_Requirement_
Retype the stretch of entries from the line containing "winds-panel: 0 4" through the line containing "colorbar-label: 8: [1004, 719, 1012, 735]" exactly as they appear, including both of those lines.

-- start of Given data --

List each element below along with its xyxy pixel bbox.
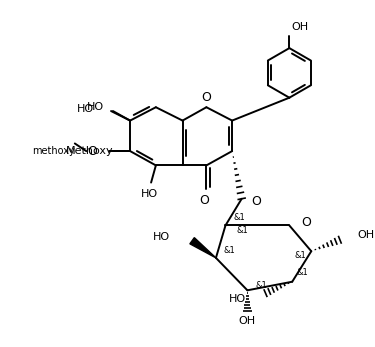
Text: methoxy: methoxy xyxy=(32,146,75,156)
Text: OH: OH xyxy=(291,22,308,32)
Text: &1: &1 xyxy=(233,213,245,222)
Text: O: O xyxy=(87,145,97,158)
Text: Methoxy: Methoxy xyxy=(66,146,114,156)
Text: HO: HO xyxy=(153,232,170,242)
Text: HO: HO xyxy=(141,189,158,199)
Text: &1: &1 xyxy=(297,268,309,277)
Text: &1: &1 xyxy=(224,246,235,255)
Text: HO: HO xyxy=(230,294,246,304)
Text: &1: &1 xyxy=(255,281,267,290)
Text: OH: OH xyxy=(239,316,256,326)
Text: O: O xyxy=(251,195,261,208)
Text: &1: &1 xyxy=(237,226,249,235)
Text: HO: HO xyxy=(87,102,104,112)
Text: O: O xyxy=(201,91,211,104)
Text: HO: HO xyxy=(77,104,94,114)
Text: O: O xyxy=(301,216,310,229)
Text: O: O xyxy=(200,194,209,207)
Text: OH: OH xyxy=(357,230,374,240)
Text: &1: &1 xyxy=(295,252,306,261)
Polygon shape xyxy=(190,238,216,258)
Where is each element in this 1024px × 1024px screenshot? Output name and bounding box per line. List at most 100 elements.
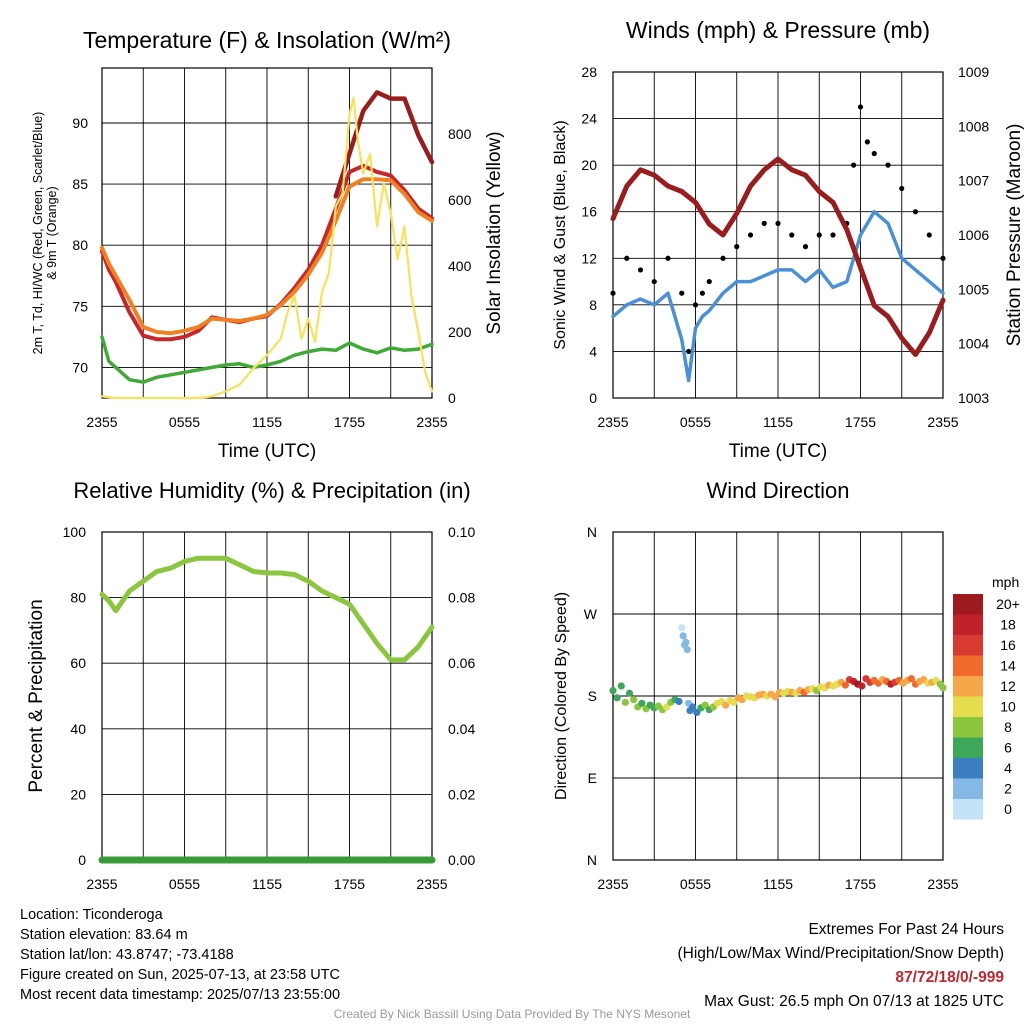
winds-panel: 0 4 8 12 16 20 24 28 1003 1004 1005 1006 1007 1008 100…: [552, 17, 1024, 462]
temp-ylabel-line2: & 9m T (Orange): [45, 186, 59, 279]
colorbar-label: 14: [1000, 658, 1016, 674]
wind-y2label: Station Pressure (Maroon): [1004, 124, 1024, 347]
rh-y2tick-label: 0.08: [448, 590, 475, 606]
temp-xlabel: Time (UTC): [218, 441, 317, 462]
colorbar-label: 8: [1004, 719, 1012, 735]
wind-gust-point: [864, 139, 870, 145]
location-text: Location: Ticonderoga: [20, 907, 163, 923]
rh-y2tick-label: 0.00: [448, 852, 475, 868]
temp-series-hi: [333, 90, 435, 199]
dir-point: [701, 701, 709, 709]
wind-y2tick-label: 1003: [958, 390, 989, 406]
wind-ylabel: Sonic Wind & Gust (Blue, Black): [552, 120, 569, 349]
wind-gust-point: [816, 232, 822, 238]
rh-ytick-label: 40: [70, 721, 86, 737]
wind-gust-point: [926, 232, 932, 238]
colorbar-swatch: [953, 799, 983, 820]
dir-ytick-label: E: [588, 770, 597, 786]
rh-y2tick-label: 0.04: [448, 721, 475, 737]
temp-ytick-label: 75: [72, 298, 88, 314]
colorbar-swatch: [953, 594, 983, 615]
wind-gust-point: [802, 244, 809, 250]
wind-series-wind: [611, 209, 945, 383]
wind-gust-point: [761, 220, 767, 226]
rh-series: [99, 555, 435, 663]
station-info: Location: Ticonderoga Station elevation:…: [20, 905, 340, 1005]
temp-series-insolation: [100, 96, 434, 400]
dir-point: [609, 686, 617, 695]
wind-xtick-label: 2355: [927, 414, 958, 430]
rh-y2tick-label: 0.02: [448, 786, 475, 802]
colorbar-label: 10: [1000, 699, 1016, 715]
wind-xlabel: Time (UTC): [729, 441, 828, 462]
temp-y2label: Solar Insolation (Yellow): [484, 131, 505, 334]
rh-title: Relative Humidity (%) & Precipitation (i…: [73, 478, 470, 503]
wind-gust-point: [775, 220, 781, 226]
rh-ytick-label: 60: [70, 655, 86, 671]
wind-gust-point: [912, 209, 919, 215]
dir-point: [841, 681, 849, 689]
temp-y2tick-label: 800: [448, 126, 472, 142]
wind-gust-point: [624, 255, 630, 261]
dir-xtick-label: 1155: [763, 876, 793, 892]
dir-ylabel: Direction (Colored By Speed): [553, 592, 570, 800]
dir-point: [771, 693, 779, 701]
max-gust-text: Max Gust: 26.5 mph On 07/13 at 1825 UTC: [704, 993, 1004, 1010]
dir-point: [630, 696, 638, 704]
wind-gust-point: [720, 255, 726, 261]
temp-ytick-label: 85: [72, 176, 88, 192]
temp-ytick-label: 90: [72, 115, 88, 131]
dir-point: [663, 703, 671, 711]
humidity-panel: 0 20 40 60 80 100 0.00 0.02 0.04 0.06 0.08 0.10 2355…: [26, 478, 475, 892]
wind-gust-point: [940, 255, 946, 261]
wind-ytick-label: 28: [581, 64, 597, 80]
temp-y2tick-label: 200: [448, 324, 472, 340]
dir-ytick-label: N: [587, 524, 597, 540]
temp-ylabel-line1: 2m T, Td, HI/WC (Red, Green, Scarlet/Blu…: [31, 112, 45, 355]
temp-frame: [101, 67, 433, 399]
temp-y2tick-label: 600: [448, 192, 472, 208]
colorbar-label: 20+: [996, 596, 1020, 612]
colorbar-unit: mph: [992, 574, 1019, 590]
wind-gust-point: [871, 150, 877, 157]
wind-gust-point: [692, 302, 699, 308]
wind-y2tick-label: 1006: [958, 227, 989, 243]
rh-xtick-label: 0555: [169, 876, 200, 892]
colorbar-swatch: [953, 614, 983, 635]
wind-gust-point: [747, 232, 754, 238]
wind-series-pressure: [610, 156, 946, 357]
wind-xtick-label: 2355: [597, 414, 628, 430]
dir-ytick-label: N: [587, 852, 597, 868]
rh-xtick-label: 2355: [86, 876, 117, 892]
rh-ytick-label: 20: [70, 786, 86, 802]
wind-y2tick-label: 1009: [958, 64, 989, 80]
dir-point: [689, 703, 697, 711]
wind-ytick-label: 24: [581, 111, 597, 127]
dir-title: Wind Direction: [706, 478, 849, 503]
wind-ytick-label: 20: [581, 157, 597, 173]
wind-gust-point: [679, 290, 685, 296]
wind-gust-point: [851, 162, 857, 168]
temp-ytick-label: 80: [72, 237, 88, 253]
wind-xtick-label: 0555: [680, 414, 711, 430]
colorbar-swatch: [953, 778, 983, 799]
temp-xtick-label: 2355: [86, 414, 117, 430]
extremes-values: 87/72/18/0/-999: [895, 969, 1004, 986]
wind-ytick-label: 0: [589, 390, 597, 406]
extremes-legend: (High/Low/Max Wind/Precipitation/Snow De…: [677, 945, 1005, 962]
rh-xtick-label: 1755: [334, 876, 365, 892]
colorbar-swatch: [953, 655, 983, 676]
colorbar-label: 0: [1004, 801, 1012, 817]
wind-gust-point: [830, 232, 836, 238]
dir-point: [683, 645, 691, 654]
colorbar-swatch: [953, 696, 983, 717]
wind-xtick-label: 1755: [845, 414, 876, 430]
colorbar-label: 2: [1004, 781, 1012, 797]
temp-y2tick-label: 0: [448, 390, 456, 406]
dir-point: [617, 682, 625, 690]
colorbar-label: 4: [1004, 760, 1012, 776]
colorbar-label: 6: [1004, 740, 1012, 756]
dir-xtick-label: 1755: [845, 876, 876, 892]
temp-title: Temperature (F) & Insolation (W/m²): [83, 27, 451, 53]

-- end of Given data --

_Completed exercise_
winds-panel: 0 4 8 12 16 20 24 28 1003 1004 1005 1006 1007 1008 100…: [552, 17, 1024, 462]
temp-ylabel-line2: & 9m T (Orange): [45, 186, 59, 279]
colorbar-label: 14: [1000, 658, 1016, 674]
wind-y2label: Station Pressure (Maroon): [1004, 124, 1024, 347]
rh-y2tick-label: 0.08: [448, 590, 475, 606]
temp-xlabel: Time (UTC): [218, 441, 317, 462]
colorbar-label: 8: [1004, 719, 1012, 735]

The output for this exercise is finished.